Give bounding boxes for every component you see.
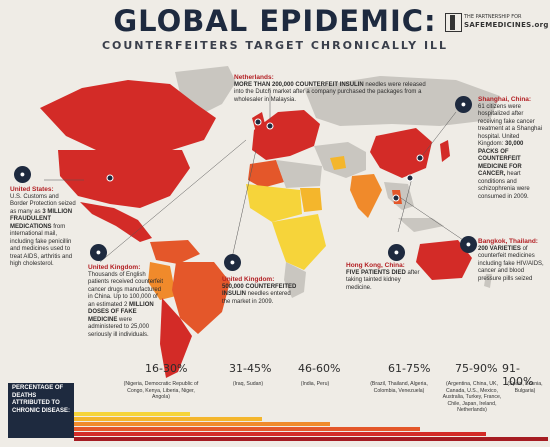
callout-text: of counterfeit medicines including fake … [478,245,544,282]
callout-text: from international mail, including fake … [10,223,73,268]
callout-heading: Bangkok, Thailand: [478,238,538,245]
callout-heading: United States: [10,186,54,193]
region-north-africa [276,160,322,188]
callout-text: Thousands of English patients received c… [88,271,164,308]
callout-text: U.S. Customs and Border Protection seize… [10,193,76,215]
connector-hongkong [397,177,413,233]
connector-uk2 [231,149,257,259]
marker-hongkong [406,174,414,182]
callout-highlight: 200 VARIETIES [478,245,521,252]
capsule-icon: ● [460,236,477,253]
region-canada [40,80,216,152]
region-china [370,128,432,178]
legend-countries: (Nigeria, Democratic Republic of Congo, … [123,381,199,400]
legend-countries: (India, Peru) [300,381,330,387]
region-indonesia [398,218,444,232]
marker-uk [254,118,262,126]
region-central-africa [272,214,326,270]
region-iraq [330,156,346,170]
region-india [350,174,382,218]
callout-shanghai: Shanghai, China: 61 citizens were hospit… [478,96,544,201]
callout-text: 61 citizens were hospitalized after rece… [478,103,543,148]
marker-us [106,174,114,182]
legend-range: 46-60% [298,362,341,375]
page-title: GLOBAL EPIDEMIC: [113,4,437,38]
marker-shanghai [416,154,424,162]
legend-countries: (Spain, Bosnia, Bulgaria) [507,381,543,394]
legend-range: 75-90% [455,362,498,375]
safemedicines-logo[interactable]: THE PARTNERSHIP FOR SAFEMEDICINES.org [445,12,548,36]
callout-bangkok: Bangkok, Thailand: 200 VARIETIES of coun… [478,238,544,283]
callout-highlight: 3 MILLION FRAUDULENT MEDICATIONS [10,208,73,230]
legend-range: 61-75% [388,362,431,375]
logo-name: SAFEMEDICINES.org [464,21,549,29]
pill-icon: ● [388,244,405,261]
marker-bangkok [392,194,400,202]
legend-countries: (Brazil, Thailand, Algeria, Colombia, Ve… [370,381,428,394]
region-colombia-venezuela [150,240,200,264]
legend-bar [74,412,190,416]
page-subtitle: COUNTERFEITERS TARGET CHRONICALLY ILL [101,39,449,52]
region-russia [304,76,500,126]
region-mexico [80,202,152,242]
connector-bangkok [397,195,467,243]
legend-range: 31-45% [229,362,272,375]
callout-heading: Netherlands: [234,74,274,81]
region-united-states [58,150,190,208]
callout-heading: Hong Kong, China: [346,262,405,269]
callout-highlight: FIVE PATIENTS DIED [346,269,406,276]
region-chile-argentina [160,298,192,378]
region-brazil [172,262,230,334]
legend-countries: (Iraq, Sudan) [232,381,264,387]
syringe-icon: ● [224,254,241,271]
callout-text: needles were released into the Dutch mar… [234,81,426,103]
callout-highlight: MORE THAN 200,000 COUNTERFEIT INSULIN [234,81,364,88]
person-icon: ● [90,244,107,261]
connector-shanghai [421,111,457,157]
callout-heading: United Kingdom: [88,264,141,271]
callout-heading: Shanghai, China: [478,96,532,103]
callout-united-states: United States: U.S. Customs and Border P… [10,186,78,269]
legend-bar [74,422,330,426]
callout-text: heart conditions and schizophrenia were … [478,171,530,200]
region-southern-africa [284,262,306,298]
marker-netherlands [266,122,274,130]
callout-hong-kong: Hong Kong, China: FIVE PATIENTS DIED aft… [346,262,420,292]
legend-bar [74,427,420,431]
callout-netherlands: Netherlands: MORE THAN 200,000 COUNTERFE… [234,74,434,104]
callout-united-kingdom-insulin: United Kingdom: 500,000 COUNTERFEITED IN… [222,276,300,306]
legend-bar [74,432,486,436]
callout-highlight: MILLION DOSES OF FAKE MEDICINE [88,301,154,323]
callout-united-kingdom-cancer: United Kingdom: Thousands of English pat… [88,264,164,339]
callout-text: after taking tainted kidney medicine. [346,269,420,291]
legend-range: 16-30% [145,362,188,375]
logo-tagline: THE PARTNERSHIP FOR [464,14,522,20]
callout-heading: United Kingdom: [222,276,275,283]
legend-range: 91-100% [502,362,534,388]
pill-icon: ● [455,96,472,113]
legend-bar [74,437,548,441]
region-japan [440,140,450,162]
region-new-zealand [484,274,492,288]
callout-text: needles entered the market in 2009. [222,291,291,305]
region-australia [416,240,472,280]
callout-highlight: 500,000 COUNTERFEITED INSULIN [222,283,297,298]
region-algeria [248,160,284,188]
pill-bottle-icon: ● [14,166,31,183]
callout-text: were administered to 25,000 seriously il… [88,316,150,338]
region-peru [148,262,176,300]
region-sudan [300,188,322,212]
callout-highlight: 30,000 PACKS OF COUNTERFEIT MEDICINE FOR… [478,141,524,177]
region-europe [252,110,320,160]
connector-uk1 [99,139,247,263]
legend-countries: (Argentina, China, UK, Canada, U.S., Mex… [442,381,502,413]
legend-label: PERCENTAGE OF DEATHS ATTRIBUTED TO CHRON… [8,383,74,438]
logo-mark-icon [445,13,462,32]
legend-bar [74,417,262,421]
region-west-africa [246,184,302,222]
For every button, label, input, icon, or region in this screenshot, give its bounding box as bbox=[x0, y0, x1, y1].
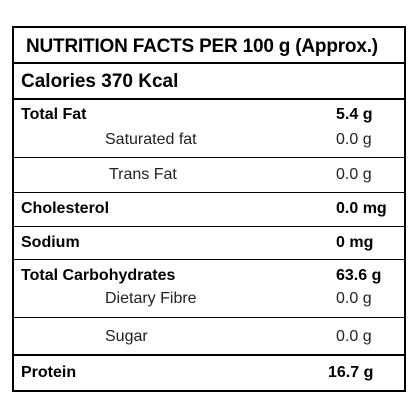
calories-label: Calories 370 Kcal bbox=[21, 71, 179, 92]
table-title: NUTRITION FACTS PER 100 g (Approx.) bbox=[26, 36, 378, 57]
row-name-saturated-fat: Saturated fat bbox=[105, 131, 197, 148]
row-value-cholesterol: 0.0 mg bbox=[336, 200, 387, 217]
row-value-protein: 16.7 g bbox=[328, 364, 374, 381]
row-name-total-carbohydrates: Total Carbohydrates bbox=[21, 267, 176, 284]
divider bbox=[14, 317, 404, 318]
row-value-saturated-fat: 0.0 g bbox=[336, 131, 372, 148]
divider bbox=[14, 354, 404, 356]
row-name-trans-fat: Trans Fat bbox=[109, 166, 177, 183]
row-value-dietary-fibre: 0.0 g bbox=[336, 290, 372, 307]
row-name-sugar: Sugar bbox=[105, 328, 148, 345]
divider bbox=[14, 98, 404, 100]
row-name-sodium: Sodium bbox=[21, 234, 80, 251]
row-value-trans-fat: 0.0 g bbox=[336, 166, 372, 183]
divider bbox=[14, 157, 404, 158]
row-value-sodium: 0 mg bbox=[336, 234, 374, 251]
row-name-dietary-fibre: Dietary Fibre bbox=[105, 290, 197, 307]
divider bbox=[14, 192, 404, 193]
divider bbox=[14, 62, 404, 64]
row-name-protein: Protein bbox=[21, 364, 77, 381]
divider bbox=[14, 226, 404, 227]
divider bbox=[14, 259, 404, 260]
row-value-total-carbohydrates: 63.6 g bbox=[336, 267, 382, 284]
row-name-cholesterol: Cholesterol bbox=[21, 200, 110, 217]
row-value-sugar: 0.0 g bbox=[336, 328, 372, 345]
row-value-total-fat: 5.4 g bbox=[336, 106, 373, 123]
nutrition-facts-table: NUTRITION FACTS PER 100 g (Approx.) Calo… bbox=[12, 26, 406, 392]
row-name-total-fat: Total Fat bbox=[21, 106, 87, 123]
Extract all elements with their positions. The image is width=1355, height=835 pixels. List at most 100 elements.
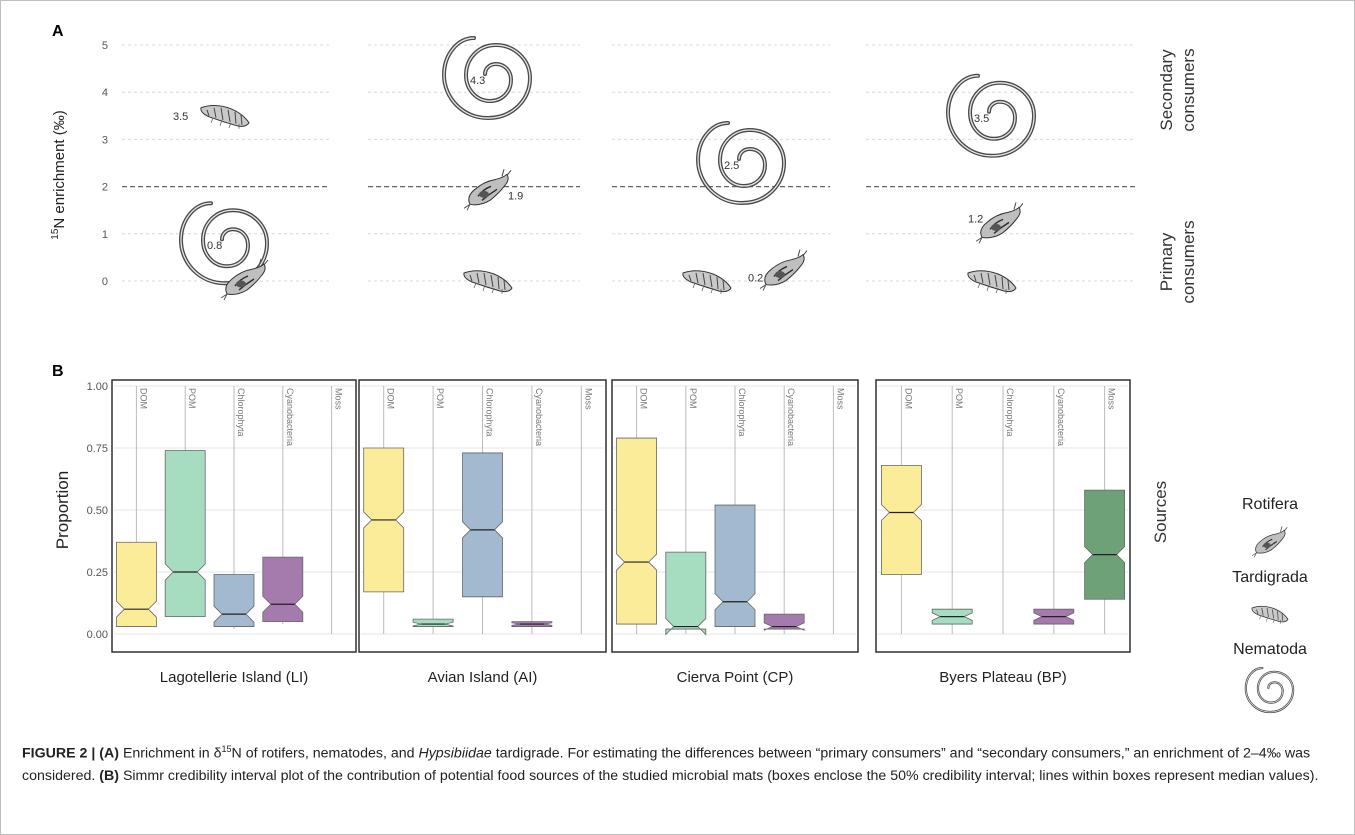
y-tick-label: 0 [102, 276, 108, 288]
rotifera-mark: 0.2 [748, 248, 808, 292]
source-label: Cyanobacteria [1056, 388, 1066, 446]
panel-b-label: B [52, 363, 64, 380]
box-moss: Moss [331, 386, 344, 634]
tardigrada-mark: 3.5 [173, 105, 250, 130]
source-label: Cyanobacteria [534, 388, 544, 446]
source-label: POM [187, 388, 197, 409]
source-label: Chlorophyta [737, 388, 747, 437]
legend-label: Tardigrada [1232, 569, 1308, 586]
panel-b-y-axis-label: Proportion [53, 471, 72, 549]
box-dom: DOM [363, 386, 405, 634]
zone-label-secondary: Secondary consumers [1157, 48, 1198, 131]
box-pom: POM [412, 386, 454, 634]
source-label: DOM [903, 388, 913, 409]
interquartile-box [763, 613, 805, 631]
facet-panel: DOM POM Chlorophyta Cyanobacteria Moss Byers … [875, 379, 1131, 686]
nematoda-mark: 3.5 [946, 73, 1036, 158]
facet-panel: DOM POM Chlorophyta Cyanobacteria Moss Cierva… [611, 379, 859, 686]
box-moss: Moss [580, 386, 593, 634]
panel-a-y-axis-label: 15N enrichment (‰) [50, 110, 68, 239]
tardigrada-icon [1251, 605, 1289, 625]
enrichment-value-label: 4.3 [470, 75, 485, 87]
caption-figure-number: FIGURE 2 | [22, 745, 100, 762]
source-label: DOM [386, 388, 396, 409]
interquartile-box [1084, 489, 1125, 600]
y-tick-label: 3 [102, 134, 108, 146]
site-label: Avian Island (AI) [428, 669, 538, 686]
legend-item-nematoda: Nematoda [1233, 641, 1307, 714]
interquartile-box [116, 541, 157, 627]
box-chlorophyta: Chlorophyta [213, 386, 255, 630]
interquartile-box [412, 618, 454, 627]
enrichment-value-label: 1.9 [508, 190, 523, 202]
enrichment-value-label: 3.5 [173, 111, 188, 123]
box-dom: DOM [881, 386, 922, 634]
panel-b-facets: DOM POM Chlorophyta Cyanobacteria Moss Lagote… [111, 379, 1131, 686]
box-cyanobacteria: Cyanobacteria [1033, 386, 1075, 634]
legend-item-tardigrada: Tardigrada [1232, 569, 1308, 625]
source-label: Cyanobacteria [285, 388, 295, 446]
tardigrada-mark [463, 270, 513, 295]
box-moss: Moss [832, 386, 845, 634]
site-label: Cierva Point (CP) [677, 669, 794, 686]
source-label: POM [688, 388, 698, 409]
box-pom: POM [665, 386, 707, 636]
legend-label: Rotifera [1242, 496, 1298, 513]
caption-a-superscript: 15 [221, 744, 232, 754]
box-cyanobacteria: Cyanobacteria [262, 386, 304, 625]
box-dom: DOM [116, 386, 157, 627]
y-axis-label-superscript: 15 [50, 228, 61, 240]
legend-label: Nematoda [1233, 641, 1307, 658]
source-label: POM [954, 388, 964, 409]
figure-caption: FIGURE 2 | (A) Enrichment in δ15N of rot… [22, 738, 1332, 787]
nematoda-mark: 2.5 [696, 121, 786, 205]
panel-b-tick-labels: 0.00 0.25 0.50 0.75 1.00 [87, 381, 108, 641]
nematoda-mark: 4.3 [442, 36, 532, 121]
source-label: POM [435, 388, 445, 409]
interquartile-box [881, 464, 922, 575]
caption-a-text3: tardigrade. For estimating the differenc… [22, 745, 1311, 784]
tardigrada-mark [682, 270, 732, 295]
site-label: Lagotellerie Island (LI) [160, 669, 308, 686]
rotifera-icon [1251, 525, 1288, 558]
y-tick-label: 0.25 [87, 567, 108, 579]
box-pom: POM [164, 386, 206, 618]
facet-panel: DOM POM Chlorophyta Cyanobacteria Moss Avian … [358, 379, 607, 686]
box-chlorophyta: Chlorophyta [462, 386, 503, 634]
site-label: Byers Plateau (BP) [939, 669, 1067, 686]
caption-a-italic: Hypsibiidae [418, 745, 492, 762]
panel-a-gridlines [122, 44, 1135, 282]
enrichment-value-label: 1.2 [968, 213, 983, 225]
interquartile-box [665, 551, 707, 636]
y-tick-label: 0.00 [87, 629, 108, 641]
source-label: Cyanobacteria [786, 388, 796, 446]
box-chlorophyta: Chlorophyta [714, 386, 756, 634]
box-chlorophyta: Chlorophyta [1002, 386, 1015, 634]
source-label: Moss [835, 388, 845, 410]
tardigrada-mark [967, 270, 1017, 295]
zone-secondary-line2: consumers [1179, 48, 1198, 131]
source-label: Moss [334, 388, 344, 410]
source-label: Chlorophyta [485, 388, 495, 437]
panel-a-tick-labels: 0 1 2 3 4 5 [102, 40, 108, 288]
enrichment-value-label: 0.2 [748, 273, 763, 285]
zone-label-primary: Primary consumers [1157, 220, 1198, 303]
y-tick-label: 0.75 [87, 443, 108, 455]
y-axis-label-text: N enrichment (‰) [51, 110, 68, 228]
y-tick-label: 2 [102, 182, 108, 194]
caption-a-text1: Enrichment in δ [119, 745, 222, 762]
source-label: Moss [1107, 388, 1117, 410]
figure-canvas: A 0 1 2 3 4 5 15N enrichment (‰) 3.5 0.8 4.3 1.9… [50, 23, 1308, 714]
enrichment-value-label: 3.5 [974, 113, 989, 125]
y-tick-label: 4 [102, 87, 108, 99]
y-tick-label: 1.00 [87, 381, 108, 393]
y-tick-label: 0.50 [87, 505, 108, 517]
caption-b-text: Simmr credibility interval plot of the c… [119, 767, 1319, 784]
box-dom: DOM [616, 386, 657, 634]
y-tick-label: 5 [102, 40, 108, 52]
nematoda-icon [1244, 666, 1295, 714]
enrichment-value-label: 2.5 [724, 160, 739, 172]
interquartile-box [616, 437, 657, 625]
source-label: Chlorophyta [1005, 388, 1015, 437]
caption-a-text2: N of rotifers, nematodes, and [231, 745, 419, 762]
■ ■ ■ ■ ■
▸ YOUR GOAL
Filtering the entries above by the word "africa", copy each line that matches.

▸ ANSWER TO THIS PROBLEM
region-north-africa [276,160,322,188]
region-central-africa [272,214,326,270]
region-southern-africa [284,262,306,298]
region-west-africa [246,184,302,222]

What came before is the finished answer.